TASK INSTRUCTIONS => Omit any picture, and return the remaining data exactly as written.

RECORDS FOR THIS TASK =>

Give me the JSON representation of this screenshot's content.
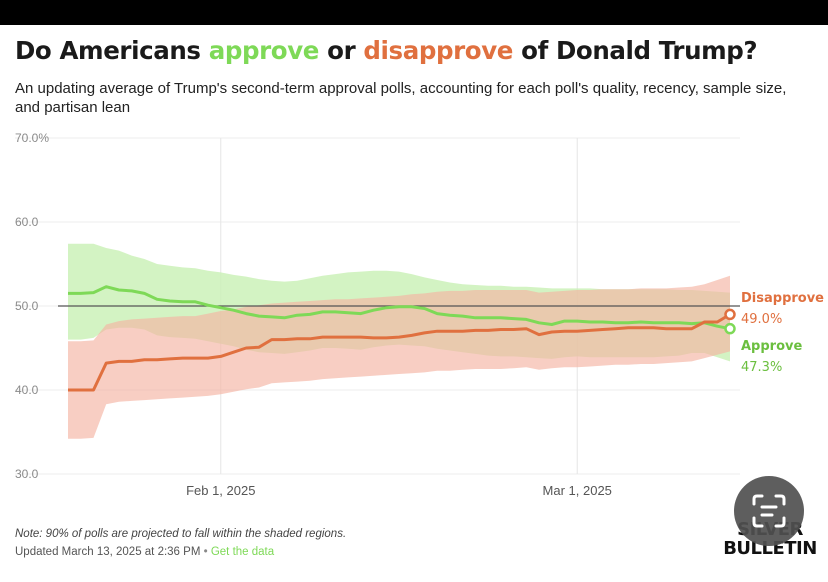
{
  "title": {
    "prefix": "Do Americans ",
    "approve": "approve",
    "middle": " or ",
    "disapprove": "disapprove",
    "suffix": " of Donald Trump?"
  },
  "subtitle": "An updating average of Trump's second-term approval polls, accounting for each poll's quality, recency, sample size, and partisan lean",
  "note": "Note: 90% of polls are projected to fall within the shaded regions.",
  "updated": {
    "text": "Updated March 13, 2025 at 2:36 PM",
    "separator": "•",
    "link": "Get the data"
  },
  "logo": {
    "line1": "SILVER",
    "line2": "BULLETIN"
  },
  "colors": {
    "approve": "#6bbf3f",
    "approve_light": "#7ed957",
    "approve_band": "#c8f0b4",
    "disapprove": "#e0703f",
    "disapprove_band": "#f4b3a3",
    "overlap_band": "#dcc39d",
    "reference_line": "#555555"
  },
  "icons": {
    "screen_search": "visual-search-icon"
  },
  "chart_data": {
    "type": "line",
    "x_start": "2025-01-20",
    "x_end": "2025-03-13",
    "ylim": [
      30,
      70
    ],
    "yticks": [
      30,
      40,
      50,
      60,
      70
    ],
    "ytick_labels": [
      "30.0",
      "40.0",
      "50.0",
      "60.0",
      "70.0%"
    ],
    "xticks": [
      {
        "date": "2025-02-01",
        "label": "Feb 1, 2025"
      },
      {
        "date": "2025-03-01",
        "label": "Mar 1, 2025"
      }
    ],
    "reference_line": 50,
    "x": [
      "2025-01-20",
      "2025-01-21",
      "2025-01-22",
      "2025-01-23",
      "2025-01-24",
      "2025-01-25",
      "2025-01-26",
      "2025-01-27",
      "2025-01-28",
      "2025-01-29",
      "2025-01-30",
      "2025-01-31",
      "2025-02-01",
      "2025-02-02",
      "2025-02-03",
      "2025-02-04",
      "2025-02-05",
      "2025-02-06",
      "2025-02-07",
      "2025-02-08",
      "2025-02-09",
      "2025-02-10",
      "2025-02-11",
      "2025-02-12",
      "2025-02-13",
      "2025-02-14",
      "2025-02-15",
      "2025-02-16",
      "2025-02-17",
      "2025-02-18",
      "2025-02-19",
      "2025-02-20",
      "2025-02-21",
      "2025-02-22",
      "2025-02-23",
      "2025-02-24",
      "2025-02-25",
      "2025-02-26",
      "2025-02-27",
      "2025-02-28",
      "2025-03-01",
      "2025-03-02",
      "2025-03-03",
      "2025-03-04",
      "2025-03-05",
      "2025-03-06",
      "2025-03-07",
      "2025-03-08",
      "2025-03-09",
      "2025-03-10",
      "2025-03-11",
      "2025-03-12",
      "2025-03-13"
    ],
    "series": [
      {
        "name": "Approve",
        "final_label": "47.3%",
        "values": [
          51.5,
          51.5,
          51.6,
          52.3,
          51.9,
          51.8,
          51.5,
          50.8,
          50.6,
          50.5,
          50.5,
          50.1,
          49.8,
          49.5,
          49.1,
          48.8,
          48.7,
          48.6,
          48.9,
          49.0,
          49.3,
          49.3,
          49.2,
          49.1,
          49.5,
          49.8,
          49.9,
          49.9,
          49.7,
          49.1,
          48.9,
          48.8,
          48.6,
          48.6,
          48.6,
          48.5,
          48.4,
          48.0,
          47.8,
          48.2,
          48.2,
          48.1,
          48.1,
          48.0,
          48.0,
          48.1,
          48.0,
          48.0,
          48.0,
          47.9,
          48.0,
          47.6,
          47.3
        ],
        "upper": [
          57.4,
          57.4,
          57.4,
          56.9,
          56.6,
          56.0,
          55.6,
          55.0,
          54.8,
          54.6,
          54.5,
          54.2,
          54.0,
          53.7,
          53.5,
          53.2,
          53.0,
          52.9,
          53.0,
          53.3,
          53.6,
          53.8,
          54.0,
          54.1,
          54.2,
          54.2,
          54.1,
          53.8,
          53.4,
          53.1,
          52.8,
          52.6,
          52.5,
          52.4,
          52.4,
          52.3,
          52.3,
          52.2,
          52.1,
          52.1,
          52.1,
          52.1,
          52.0,
          52.0,
          52.0,
          52.0,
          52.0,
          52.0,
          51.9,
          51.9,
          51.8,
          51.7,
          51.6
        ],
        "lower": [
          46.0,
          46.0,
          46.2,
          47.2,
          47.4,
          47.4,
          47.2,
          46.5,
          46.3,
          46.2,
          46.1,
          45.8,
          45.5,
          45.2,
          44.8,
          44.5,
          44.4,
          44.3,
          44.5,
          44.7,
          45.0,
          45.0,
          44.9,
          44.8,
          45.1,
          45.3,
          45.4,
          45.3,
          45.2,
          44.9,
          44.7,
          44.5,
          44.3,
          44.1,
          44.0,
          44.0,
          43.9,
          43.8,
          43.7,
          43.9,
          44.0,
          43.9,
          43.9,
          43.9,
          43.9,
          43.9,
          43.9,
          44.0,
          44.1,
          44.4,
          44.4,
          43.9,
          43.4
        ]
      },
      {
        "name": "Disapprove",
        "final_label": "49.0%",
        "values": [
          40.0,
          40.0,
          40.0,
          43.2,
          43.4,
          43.4,
          43.6,
          43.6,
          43.7,
          43.8,
          43.8,
          43.8,
          44.0,
          44.5,
          45.0,
          45.1,
          46.0,
          46.0,
          46.1,
          46.1,
          46.3,
          46.3,
          46.3,
          46.3,
          46.2,
          46.2,
          46.3,
          46.5,
          46.8,
          47.0,
          47.0,
          47.0,
          47.1,
          47.1,
          47.2,
          47.2,
          47.3,
          46.6,
          46.9,
          47.0,
          47.0,
          47.1,
          47.2,
          47.3,
          47.4,
          47.4,
          47.4,
          47.3,
          47.3,
          47.3,
          48.1,
          48.1,
          49.0
        ],
        "upper": [
          45.8,
          45.8,
          45.9,
          47.8,
          48.2,
          48.4,
          48.5,
          48.6,
          48.7,
          48.8,
          48.8,
          49.1,
          49.4,
          49.6,
          49.9,
          50.1,
          50.3,
          50.4,
          50.5,
          50.6,
          50.7,
          50.8,
          50.8,
          50.9,
          51.0,
          51.1,
          51.2,
          51.4,
          51.5,
          51.7,
          51.8,
          51.8,
          51.9,
          51.9,
          51.9,
          51.9,
          51.9,
          51.6,
          51.7,
          51.8,
          51.9,
          51.9,
          52.0,
          52.0,
          52.0,
          52.1,
          52.1,
          52.1,
          52.2,
          52.3,
          52.6,
          53.1,
          53.6
        ],
        "lower": [
          34.2,
          34.2,
          34.3,
          38.3,
          38.6,
          38.7,
          38.8,
          38.9,
          39.0,
          39.1,
          39.2,
          39.3,
          39.5,
          39.8,
          40.1,
          40.3,
          40.8,
          40.9,
          41.0,
          41.1,
          41.3,
          41.4,
          41.5,
          41.6,
          41.7,
          41.8,
          41.9,
          42.0,
          42.1,
          42.3,
          42.3,
          42.4,
          42.5,
          42.5,
          42.5,
          42.6,
          42.7,
          42.4,
          42.6,
          42.7,
          42.7,
          42.8,
          42.9,
          43.0,
          43.0,
          43.1,
          43.1,
          43.2,
          43.3,
          43.4,
          43.8,
          44.2,
          44.6
        ]
      }
    ]
  }
}
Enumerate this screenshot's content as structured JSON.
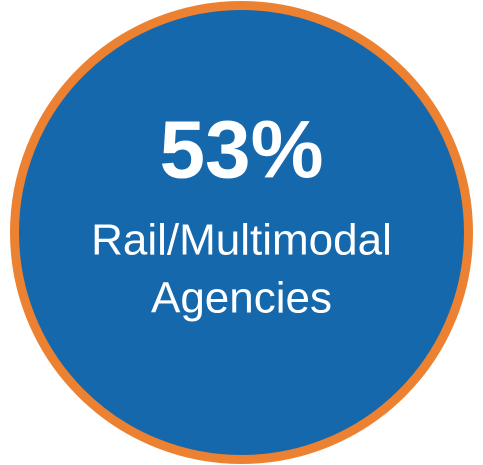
{
  "badge": {
    "stat": "53%",
    "label_lines": [
      "Rail/Multimodal",
      "Agencies"
    ]
  }
}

FULL ANSWER =>
Give me the JSON representation of this screenshot's content.
{
  "title": {
    "prefix": "Do Americans ",
    "approve": "approve",
    "middle": " or ",
    "disapprove": "disapprove",
    "suffix": " of Donald Trump?"
  },
  "subtitle": "An updating average of Trump's second-term approval polls, accounting for each poll's quality, recency, sample size, and partisan lean",
  "note": "Note: 90% of polls are projected to fall within the shaded regions.",
  "updated": {
    "text": "Updated March 13, 2025 at 2:36 PM",
    "separator": "•",
    "link": "Get the data"
  },
  "logo": {
    "line1": "SILVER",
    "line2": "BULLETIN"
  },
  "colors": {
    "approve": "#6bbf3f",
    "approve_light": "#7ed957",
    "approve_band": "#c8f0b4",
    "disapprove": "#e0703f",
    "disapprove_band": "#f4b3a3",
    "overlap_band": "#dcc39d",
    "reference_line": "#555555"
  },
  "icons": {
    "screen_search": "visual-search-icon"
  },
  "chart_data": {
    "type": "line",
    "x_start": "2025-01-20",
    "x_end": "2025-03-13",
    "ylim": [
      30,
      70
    ],
    "yticks": [
      30,
      40,
      50,
      60,
      70
    ],
    "ytick_labels": [
      "30.0",
      "40.0",
      "50.0",
      "60.0",
      "70.0%"
    ],
    "xticks": [
      {
        "date": "2025-02-01",
        "label": "Feb 1, 2025"
      },
      {
        "date": "2025-03-01",
        "label": "Mar 1, 2025"
      }
    ],
    "reference_line": 50,
    "x": [
      "2025-01-20",
      "2025-01-21",
      "2025-01-22",
      "2025-01-23",
      "2025-01-24",
      "2025-01-25",
      "2025-01-26",
      "2025-01-27",
      "2025-01-28",
      "2025-01-29",
      "2025-01-30",
      "2025-01-31",
      "2025-02-01",
      "2025-02-02",
      "2025-02-03",
      "2025-02-04",
      "2025-02-05",
      "2025-02-06",
      "2025-02-07",
      "2025-02-08",
      "2025-02-09",
      "2025-02-10",
      "2025-02-11",
      "2025-02-12",
      "2025-02-13",
      "2025-02-14",
      "2025-02-15",
      "2025-02-16",
      "2025-02-17",
      "2025-02-18",
      "2025-02-19",
      "2025-02-20",
      "2025-02-21",
      "2025-02-22",
      "2025-02-23",
      "2025-02-24",
      "2025-02-25",
      "2025-02-26",
      "2025-02-27",
      "2025-02-28",
      "2025-03-01",
      "2025-03-02",
      "2025-03-03",
      "2025-03-04",
      "2025-03-05",
      "2025-03-06",
      "2025-03-07",
      "2025-03-08",
      "2025-03-09",
      "2025-03-10",
      "2025-03-11",
      "2025-03-12",
      "2025-03-13"
    ],
    "series": [
      {
        "name": "Approve",
        "final_label": "47.3%",
        "values": [
          51.5,
          51.5,
          51.6,
          52.3,
          51.9,
          51.8,
          51.5,
          50.8,
          50.6,
          50.5,
          50.5,
          50.1,
          49.8,
          49.5,
          49.1,
          48.8,
          48.7,
          48.6,
          48.9,
          49.0,
          49.3,
          49.3,
          49.2,
          49.1,
          49.5,
          49.8,
          49.9,
          49.9,
          49.7,
          49.1,
          48.9,
          48.8,
          48.6,
          48.6,
          48.6,
          48.5,
          48.4,
          48.0,
          47.8,
          48.2,
          48.2,
          48.1,
          48.1,
          48.0,
          48.0,
          48.1,
          48.0,
          48.0,
          48.0,
          47.9,
          48.0,
          47.6,
          47.3
        ],
        "upper": [
          57.4,
          57.4,
          57.4,
          56.9,
          56.6,
          56.0,
          55.6,
          55.0,
          54.8,
          54.6,
          54.5,
          54.2,
          54.0,
          53.7,
          53.5,
          53.2,
          53.0,
          52.9,
          53.0,
          53.3,
          53.6,
          53.8,
          54.0,
          54.1,
          54.2,
          54.2,
          54.1,
          53.8,
          53.4,
          53.1,
          52.8,
          52.6,
          52.5,
          52.4,
          52.4,
          52.3,
          52.3,
          52.2,
          52.1,
          52.1,
          52.1,
          52.1,
          52.0,
          52.0,
          52.0,
          52.0,
          52.0,
          52.0,
          51.9,
          51.9,
          51.8,
          51.7,
          51.6
        ],
        "lower": [
          46.0,
          46.0,
          46.2,
          47.2,
          47.4,
          47.4,
          47.2,
          46.5,
          46.3,
          46.2,
          46.1,
          45.8,
          45.5,
          45.2,
          44.8,
          44.5,
          44.4,
          44.3,
          44.5,
          44.7,
          45.0,
          45.0,
          44.9,
          44.8,
          45.1,
          45.3,
          45.4,
          45.3,
          45.2,
          44.9,
          44.7,
          44.5,
          44.3,
          44.1,
          44.0,
          44.0,
          43.9,
          43.8,
          43.7,
          43.9,
          44.0,
          43.9,
          43.9,
          43.9,
          43.9,
          43.9,
          43.9,
          44.0,
          44.1,
          44.4,
          44.4,
          43.9,
          43.4
        ]
      },
      {
        "name": "Disapprove",
        "final_label": "49.0%",
        "values": [
          40.0,
          40.0,
          40.0,
          43.2,
          43.4,
          43.4,
          43.6,
          43.6,
          43.7,
          43.8,
          43.8,
          43.8,
          44.0,
          44.5,
          45.0,
          45.1,
          46.0,
          46.0,
          46.1,
          46.1,
          46.3,
          46.3,
          46.3,
          46.3,
          46.2,
          46.2,
          46.3,
          46.5,
          46.8,
          47.0,
          47.0,
          47.0,
          47.1,
          47.1,
          47.2,
          47.2,
          47.3,
          46.6,
          46.9,
          47.0,
          47.0,
          47.1,
          47.2,
          47.3,
          47.4,
          47.4,
          47.4,
          47.3,
          47.3,
          47.3,
          48.1,
          48.1,
          49.0
        ],
        "upper": [
          45.8,
          45.8,
          45.9,
          47.8,
          48.2,
          48.4,
          48.5,
          48.6,
          48.7,
          48.8,
          48.8,
          49.1,
          49.4,
          49.6,
          49.9,
          50.1,
          50.3,
          50.4,
          50.5,
          50.6,
          50.7,
          50.8,
          50.8,
          50.9,
          51.0,
          51.1,
          51.2,
          51.4,
          51.5,
          51.7,
          51.8,
          51.8,
          51.9,
          51.9,
          51.9,
          51.9,
          51.9,
          51.6,
          51.7,
          51.8,
          51.9,
          51.9,
          52.0,
          52.0,
          52.0,
          52.1,
          52.1,
          52.1,
          52.2,
          52.3,
          52.6,
          53.1,
          53.6
        ],
        "lower": [
          34.2,
          34.2,
          34.3,
          38.3,
          38.6,
          38.7,
          38.8,
          38.9,
          39.0,
          39.1,
          39.2,
          39.3,
          39.5,
          39.8,
          40.1,
          40.3,
          40.8,
          40.9,
          41.0,
          41.1,
          41.3,
          41.4,
          41.5,
          41.6,
          41.7,
          41.8,
          41.9,
          42.0,
          42.1,
          42.3,
          42.3,
          42.4,
          42.5,
          42.5,
          42.5,
          42.6,
          42.7,
          42.4,
          42.6,
          42.7,
          42.7,
          42.8,
          42.9,
          43.0,
          43.0,
          43.1,
          43.1,
          43.2,
          43.3,
          43.4,
          43.8,
          44.2,
          44.6
        ]
      }
    ]
  }
}
Enumerate this screenshot's content as structured JSON.
{
  "badge": {
    "stat": "53%",
    "label_lines": [
      "Rail/Multimodal",
      "Agencies"
    ]
  }
}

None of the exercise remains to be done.